RECORD SET:
------------------------------------
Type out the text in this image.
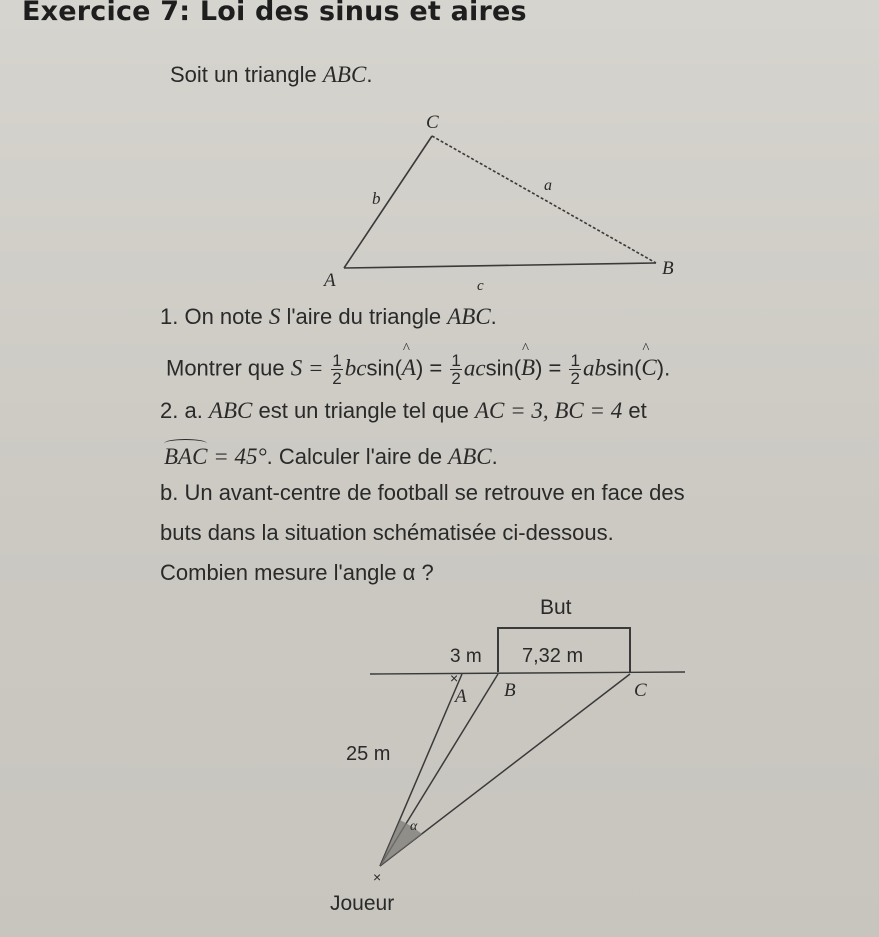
Exercice 7: Loi des sinus et aires
Soit un triangle ABC.
A
B
C
a
b
c
1. On note S l'aire du triangle ABC.
Montrer que $S = \frac{1}{2}$ bcsin(^ $A) = \frac{1}{2}$ acsin(^ $B) = \frac{1}{2}$ absin(^ C).
2. a. ABC est un triangle tel que AC = 3, BC = 4 et
BAC = 45°. Calculer l'aire de ABC.
b. Un avant-centre de football se retrouve en face des
buts dans la situation schématisée ci-dessous.
Combien mesure l'angle α ?
×
×
But
3 m 7,32 m
A B	C
25 m
α
Joueur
------------------------------------
TASK STATEMENT: For this exercise, gather every line of the data that contains the word "triangle".

THE COMPLETED TASK:
Soit un triangle ABC.
1. On note S l'aire du triangle ABC.
2. a. ABC est un triangle tel que AC = 3, BC = 4 et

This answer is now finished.